> [Your objective] Copy out every line of the records where the string "ylabel" occurs.

== == ==

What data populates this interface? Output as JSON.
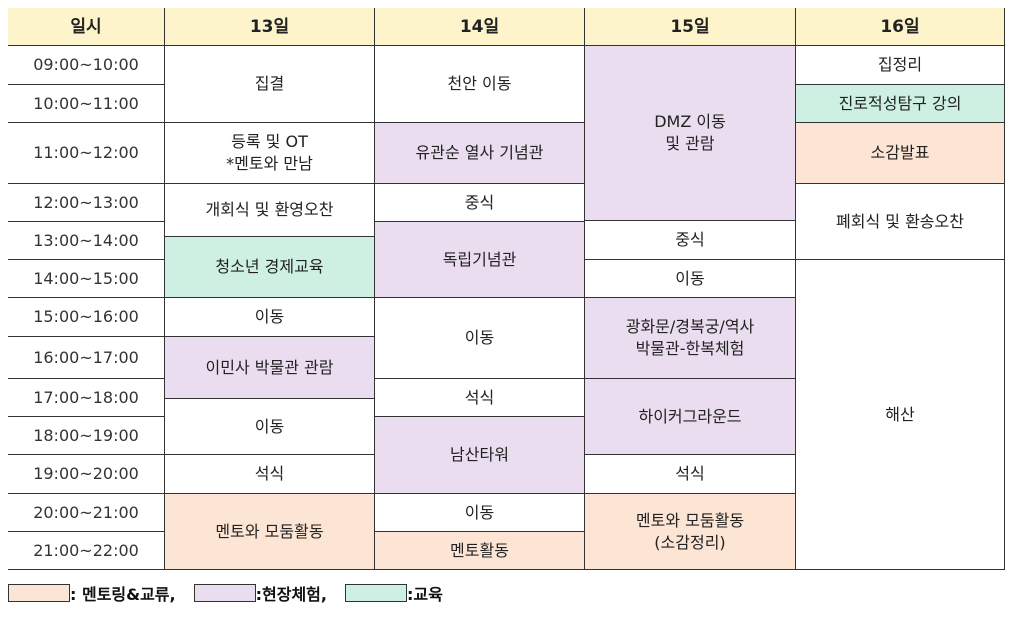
{
  "colors": {
    "header": "#fef4cb",
    "mentoring": "#fde5d5",
    "field": "#e9ddef",
    "edu": "#cdf0e2"
  },
  "header": [
    "일시",
    "13일",
    "14일",
    "15일",
    "16일"
  ],
  "times": [
    "09:00~10:00",
    "10:00~11:00",
    "11:00~12:00",
    "12:00~13:00",
    "13:00~14:00",
    "14:00~15:00",
    "15:00~16:00",
    "16:00~17:00",
    "17:00~18:00",
    "18:00~19:00",
    "19:00~20:00",
    "20:00~21:00",
    "21:00~22:00"
  ],
  "days": [
    {
      "cells": [
        {
          "text": "집결",
          "category": "none"
        },
        {
          "text": "등록 및 OT\n*멘토와 만남",
          "category": "none"
        },
        {
          "text": "개회식 및 환영오찬",
          "category": "none"
        },
        {
          "text": "청소년 경제교육",
          "category": "edu"
        },
        {
          "text": "이동",
          "category": "none"
        },
        {
          "text": "이민사 박물관 관람",
          "category": "field"
        },
        {
          "text": "이동",
          "category": "none"
        },
        {
          "text": "석식",
          "category": "none"
        },
        {
          "text": "멘토와 모둠활동",
          "category": "mentoring"
        }
      ]
    },
    {
      "cells": [
        {
          "text": "천안 이동",
          "category": "none"
        },
        {
          "text": "유관순 열사 기념관",
          "category": "field"
        },
        {
          "text": "중식",
          "category": "none"
        },
        {
          "text": "독립기념관",
          "category": "field"
        },
        {
          "text": "이동",
          "category": "none"
        },
        {
          "text": "석식",
          "category": "none"
        },
        {
          "text": "남산타워",
          "category": "field"
        },
        {
          "text": "이동",
          "category": "none"
        },
        {
          "text": "멘토활동",
          "category": "mentoring"
        }
      ]
    },
    {
      "cells": [
        {
          "text": "DMZ 이동\n및 관람",
          "category": "field"
        },
        {
          "text": "중식",
          "category": "none"
        },
        {
          "text": "이동",
          "category": "none"
        },
        {
          "text": "광화문/경복궁/역사\n박물관-한복체험",
          "category": "field"
        },
        {
          "text": "하이커그라운드",
          "category": "field"
        },
        {
          "text": "석식",
          "category": "none"
        },
        {
          "text": "멘토와 모둠활동\n(소감정리)",
          "category": "mentoring"
        }
      ]
    },
    {
      "cells": [
        {
          "text": "집정리",
          "category": "none"
        },
        {
          "text": "진로적성탐구 강의",
          "category": "edu"
        },
        {
          "text": "소감발표",
          "category": "mentoring"
        },
        {
          "text": "폐회식 및 환송오찬",
          "category": "none"
        },
        {
          "text": "해산",
          "category": "none"
        }
      ]
    }
  ],
  "legend": [
    {
      "label": ": 멘토링&교류,",
      "category": "mentoring"
    },
    {
      "label": ":현장체험,",
      "category": "field"
    },
    {
      "label": ":교육",
      "category": "edu"
    }
  ]
}
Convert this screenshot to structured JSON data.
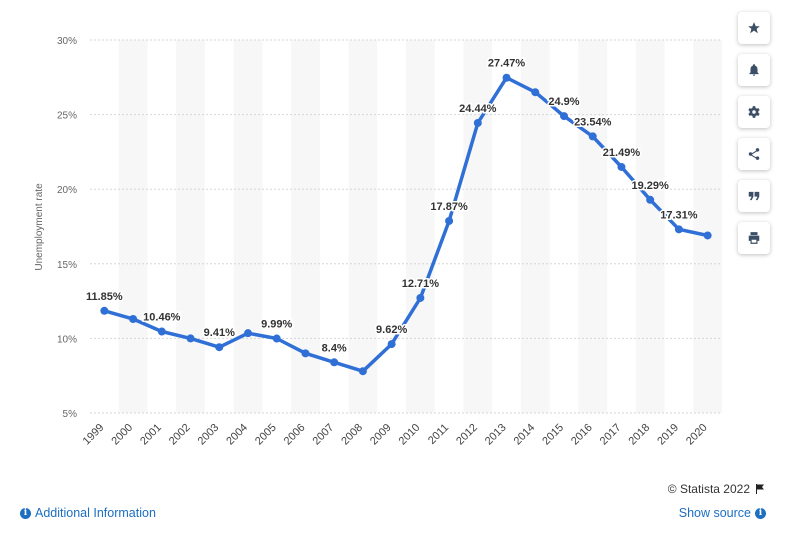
{
  "chart_data": {
    "type": "line",
    "ylabel": "Unemployment rate",
    "xlabel": "",
    "ylim": [
      5,
      30
    ],
    "yticks": [
      5,
      10,
      15,
      20,
      25,
      30
    ],
    "ytick_labels": [
      "5%",
      "10%",
      "15%",
      "20%",
      "25%",
      "30%"
    ],
    "categories": [
      "1999",
      "2000",
      "2001",
      "2002",
      "2003",
      "2004",
      "2005",
      "2006",
      "2007",
      "2008",
      "2009",
      "2010",
      "2011",
      "2012",
      "2013",
      "2014",
      "2015",
      "2016",
      "2017",
      "2018",
      "2019",
      "2020"
    ],
    "series": [
      {
        "name": "Unemployment rate",
        "color": "#2f6fd6",
        "values": [
          11.85,
          11.3,
          10.46,
          10.0,
          9.41,
          10.35,
          9.99,
          9.0,
          8.4,
          7.8,
          9.62,
          12.71,
          17.87,
          24.44,
          27.47,
          26.5,
          24.9,
          23.54,
          21.49,
          19.29,
          17.31,
          16.9
        ],
        "data_labels": [
          "11.85%",
          "",
          "10.46%",
          "",
          "9.41%",
          "",
          "9.99%",
          "",
          "8.4%",
          "",
          "9.62%",
          "12.71%",
          "17.87%",
          "24.44%",
          "27.47%",
          "",
          "24.9%",
          "23.54%",
          "21.49%",
          "19.29%",
          "17.31%",
          ""
        ]
      }
    ],
    "grid": true,
    "legend": "none"
  },
  "toolbar": {
    "star": "star-icon",
    "bell": "bell-icon",
    "gear": "gear-icon",
    "share": "share-icon",
    "quote": "quote-icon",
    "print": "print-icon"
  },
  "footer": {
    "credit": "© Statista 2022",
    "additional_info": "Additional Information",
    "show_source": "Show source"
  }
}
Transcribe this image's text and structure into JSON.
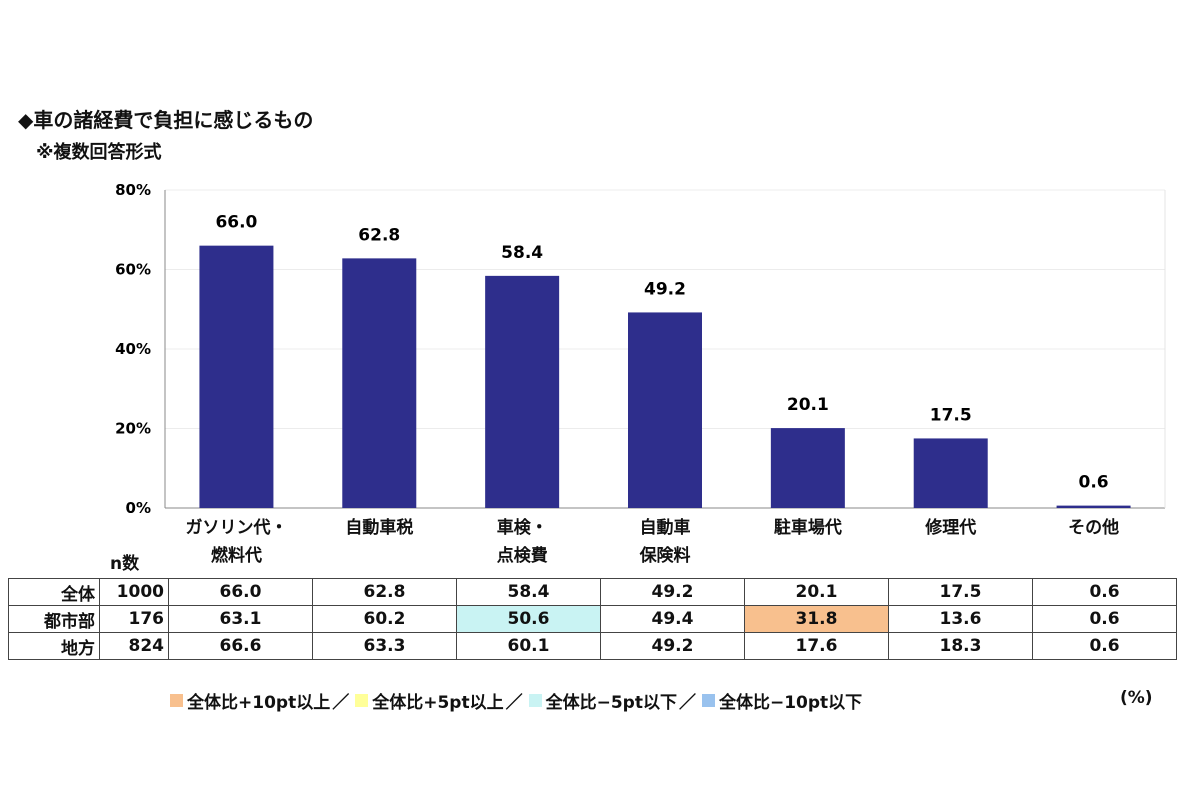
{
  "chart_data": {
    "type": "bar",
    "title": "◆車の諸経費で負担に感じるもの",
    "subtitle": "※複数回答形式",
    "categories": [
      "ガソリン代・\n燃料代",
      "自動車税",
      "車検・\n点検費",
      "自動車\n保険料",
      "駐車場代",
      "修理代",
      "その他"
    ],
    "values": [
      66.0,
      62.8,
      58.4,
      49.2,
      20.1,
      17.5,
      0.6
    ],
    "value_labels": [
      "66.0",
      "62.8",
      "58.4",
      "49.2",
      "20.1",
      "17.5",
      "0.6"
    ],
    "yticks": [
      "0%",
      "20%",
      "40%",
      "60%",
      "80%"
    ],
    "ylim": [
      0,
      80
    ],
    "bar_color": "#2E2E8C",
    "grid": true
  },
  "table": {
    "n_header": "n数",
    "rows": [
      {
        "label": "全体",
        "n": "1000",
        "values": [
          "66.0",
          "62.8",
          "58.4",
          "49.2",
          "20.1",
          "17.5",
          "0.6"
        ],
        "highlights": [
          "",
          "",
          "",
          "",
          "",
          "",
          ""
        ]
      },
      {
        "label": "都市部",
        "n": "176",
        "values": [
          "63.1",
          "60.2",
          "50.6",
          "49.4",
          "31.8",
          "13.6",
          "0.6"
        ],
        "highlights": [
          "",
          "",
          "#C9F3F3",
          "",
          "#F8C08E",
          "",
          ""
        ]
      },
      {
        "label": "地方",
        "n": "824",
        "values": [
          "66.6",
          "63.3",
          "60.1",
          "49.2",
          "17.6",
          "18.3",
          "0.6"
        ],
        "highlights": [
          "",
          "",
          "",
          "",
          "",
          "",
          ""
        ]
      }
    ]
  },
  "legend": {
    "items": [
      {
        "label": "全体比+10pt以上",
        "color": "#F8C08E"
      },
      {
        "label": "全体比+5pt以上",
        "color": "#FFFF99"
      },
      {
        "label": "全体比−5pt以下",
        "color": "#C9F3F3"
      },
      {
        "label": "全体比−10pt以下",
        "color": "#99C2EE"
      }
    ],
    "separator": "／",
    "unit": "(%)"
  }
}
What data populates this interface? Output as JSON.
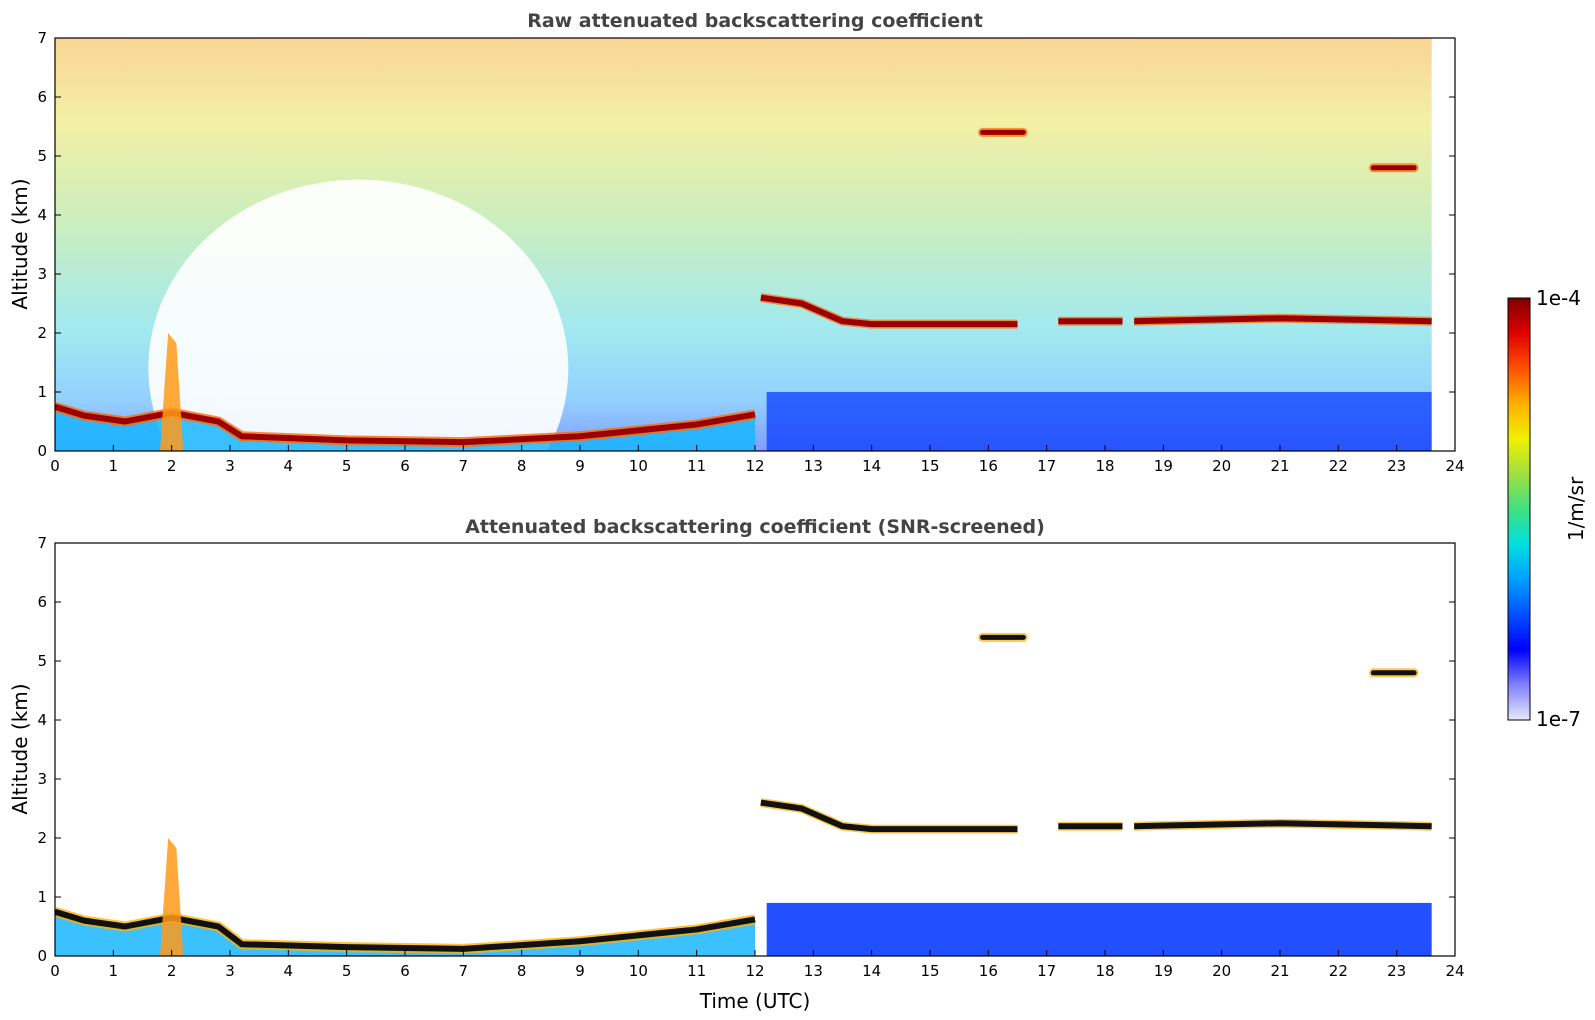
{
  "chart_data": [
    {
      "type": "heatmap",
      "title": "Raw attenuated backscattering coefficient",
      "xlabel": "",
      "ylabel": "Altitude (km)",
      "xlim": [
        0,
        24
      ],
      "ylim": [
        0,
        7
      ],
      "xticks": [
        "0",
        "1",
        "2",
        "3",
        "4",
        "5",
        "6",
        "7",
        "8",
        "9",
        "10",
        "11",
        "12",
        "13",
        "14",
        "15",
        "16",
        "17",
        "18",
        "19",
        "20",
        "21",
        "22",
        "23",
        "24"
      ],
      "yticks": [
        "0",
        "1",
        "2",
        "3",
        "4",
        "5",
        "6",
        "7"
      ],
      "data_end_hour": 23.6,
      "features": [
        {
          "kind": "boundary_layer",
          "points": [
            [
              0,
              0.75
            ],
            [
              0.5,
              0.6
            ],
            [
              1.2,
              0.5
            ],
            [
              2.0,
              0.65
            ],
            [
              2.8,
              0.5
            ],
            [
              3.2,
              0.25
            ],
            [
              5.0,
              0.18
            ],
            [
              7.0,
              0.15
            ],
            [
              9.0,
              0.25
            ],
            [
              11.0,
              0.45
            ],
            [
              12.0,
              0.62
            ]
          ]
        },
        {
          "kind": "cloud_layer",
          "points": [
            [
              12.1,
              2.6
            ],
            [
              12.8,
              2.5
            ],
            [
              13.5,
              2.2
            ],
            [
              14.0,
              2.15
            ],
            [
              16.5,
              2.15
            ]
          ]
        },
        {
          "kind": "cloud_layer",
          "points": [
            [
              17.2,
              2.2
            ],
            [
              18.3,
              2.2
            ]
          ]
        },
        {
          "kind": "cloud_layer",
          "points": [
            [
              18.5,
              2.2
            ],
            [
              21.0,
              2.25
            ],
            [
              23.6,
              2.2
            ]
          ]
        },
        {
          "kind": "cloud_patch",
          "x": [
            15.9,
            16.6
          ],
          "y": 5.4
        },
        {
          "kind": "cloud_patch",
          "x": [
            22.6,
            23.3
          ],
          "y": 4.8
        },
        {
          "kind": "aerosol_plume",
          "x": [
            1.8,
            2.2
          ],
          "ytop": 2.0
        }
      ]
    },
    {
      "type": "heatmap",
      "title": "Attenuated backscattering coefficient (SNR-screened)",
      "xlabel": "Time (UTC)",
      "ylabel": "Altitude (km)",
      "xlim": [
        0,
        24
      ],
      "ylim": [
        0,
        7
      ],
      "xticks": [
        "0",
        "1",
        "2",
        "3",
        "4",
        "5",
        "6",
        "7",
        "8",
        "9",
        "10",
        "11",
        "12",
        "13",
        "14",
        "15",
        "16",
        "17",
        "18",
        "19",
        "20",
        "21",
        "22",
        "23",
        "24"
      ],
      "yticks": [
        "0",
        "1",
        "2",
        "3",
        "4",
        "5",
        "6",
        "7"
      ],
      "data_end_hour": 23.6,
      "features": [
        {
          "kind": "boundary_layer",
          "points": [
            [
              0,
              0.75
            ],
            [
              0.5,
              0.6
            ],
            [
              1.2,
              0.5
            ],
            [
              2.0,
              0.65
            ],
            [
              2.8,
              0.5
            ],
            [
              3.2,
              0.2
            ],
            [
              5.0,
              0.15
            ],
            [
              7.0,
              0.12
            ],
            [
              9.0,
              0.25
            ],
            [
              11.0,
              0.45
            ],
            [
              12.0,
              0.62
            ]
          ]
        },
        {
          "kind": "cloud_layer",
          "points": [
            [
              12.1,
              2.6
            ],
            [
              12.8,
              2.5
            ],
            [
              13.5,
              2.2
            ],
            [
              14.0,
              2.15
            ],
            [
              16.5,
              2.15
            ]
          ]
        },
        {
          "kind": "cloud_layer",
          "points": [
            [
              17.2,
              2.2
            ],
            [
              18.3,
              2.2
            ]
          ]
        },
        {
          "kind": "cloud_layer",
          "points": [
            [
              18.5,
              2.2
            ],
            [
              21.0,
              2.25
            ],
            [
              23.6,
              2.2
            ]
          ]
        },
        {
          "kind": "cloud_patch",
          "x": [
            15.9,
            16.6
          ],
          "y": 5.4
        },
        {
          "kind": "cloud_patch",
          "x": [
            22.6,
            23.3
          ],
          "y": 4.8
        },
        {
          "kind": "aerosol_plume",
          "x": [
            1.8,
            2.2
          ],
          "ytop": 2.0
        }
      ]
    }
  ],
  "colorbar": {
    "max_label": "1e-4",
    "min_label": "1e-7",
    "label": "1/m/sr",
    "colors": [
      "#e8e8f8",
      "#8080ff",
      "#0000ff",
      "#0050ff",
      "#00a0ff",
      "#00e0e0",
      "#40e080",
      "#a0e040",
      "#f0f000",
      "#ffb000",
      "#ff5000",
      "#e00000",
      "#800000"
    ]
  }
}
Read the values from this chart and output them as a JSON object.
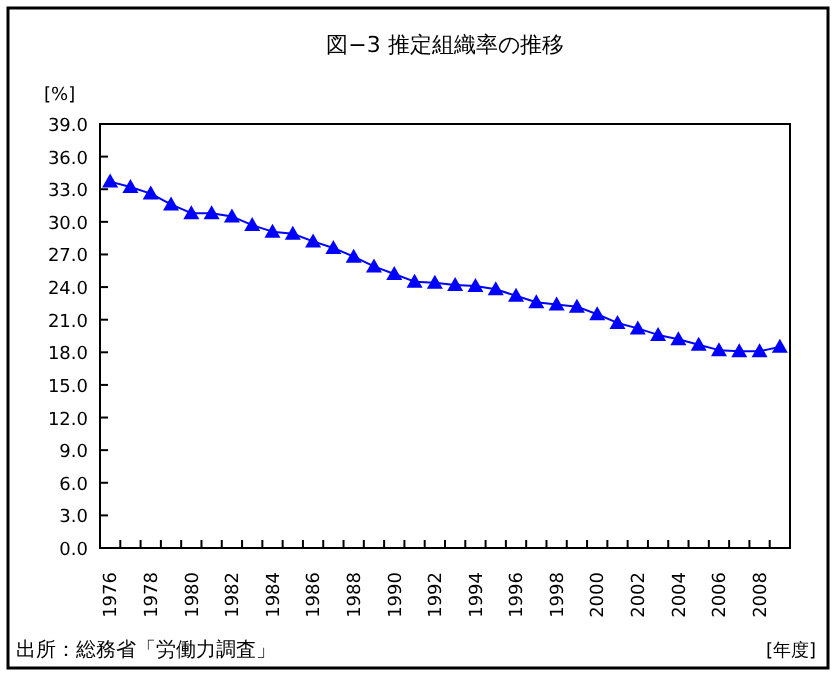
{
  "chart_data": {
    "type": "line",
    "title": "図−3 推定組織率の推移",
    "ylabel": "[%]",
    "xlabel": "[年度]",
    "annotations": [
      "出所：総務省「労働力調査」"
    ],
    "categories": [
      "1976",
      null,
      "1978",
      null,
      "1980",
      null,
      "1982",
      null,
      "1984",
      null,
      "1986",
      null,
      "1988",
      null,
      "1990",
      null,
      "1992",
      null,
      "1994",
      null,
      "1996",
      null,
      "1998",
      null,
      "2000",
      null,
      "2002",
      null,
      "2004",
      null,
      "2006",
      null,
      "2008",
      null
    ],
    "series": [
      {
        "color": "#0000ff",
        "values": [
          33.7,
          33.2,
          32.6,
          31.6,
          30.8,
          30.8,
          30.5,
          29.7,
          29.1,
          28.9,
          28.2,
          27.6,
          26.8,
          25.9,
          25.2,
          24.5,
          24.4,
          24.2,
          24.1,
          23.8,
          23.2,
          22.6,
          22.4,
          22.2,
          21.5,
          20.7,
          20.2,
          19.6,
          19.2,
          18.7,
          18.2,
          18.1,
          18.1,
          18.5
        ]
      }
    ],
    "ylim": [
      0,
      39
    ],
    "yticks": [
      {
        "value": 0,
        "label": "0.0"
      },
      {
        "value": 3,
        "label": "3.0"
      },
      {
        "value": 6,
        "label": "6.0"
      },
      {
        "value": 9,
        "label": "9.0"
      },
      {
        "value": 12,
        "label": "12.0"
      },
      {
        "value": 15,
        "label": "15.0"
      },
      {
        "value": 18,
        "label": "18.0"
      },
      {
        "value": 21,
        "label": "21.0"
      },
      {
        "value": 24,
        "label": "24.0"
      },
      {
        "value": 27,
        "label": "27.0"
      },
      {
        "value": 30,
        "label": "30.0"
      },
      {
        "value": 33,
        "label": "33.0"
      },
      {
        "value": 36,
        "label": "36.0"
      },
      {
        "value": 39,
        "label": "39.0"
      }
    ],
    "marker": "triangle"
  }
}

== == ==

> [Result below]
    "ylabel": "Unemployment rate",
      "ylabel": "Altitude (km)",
      "ylabel": "Altitude (km)",
    "ylabel": "[%]",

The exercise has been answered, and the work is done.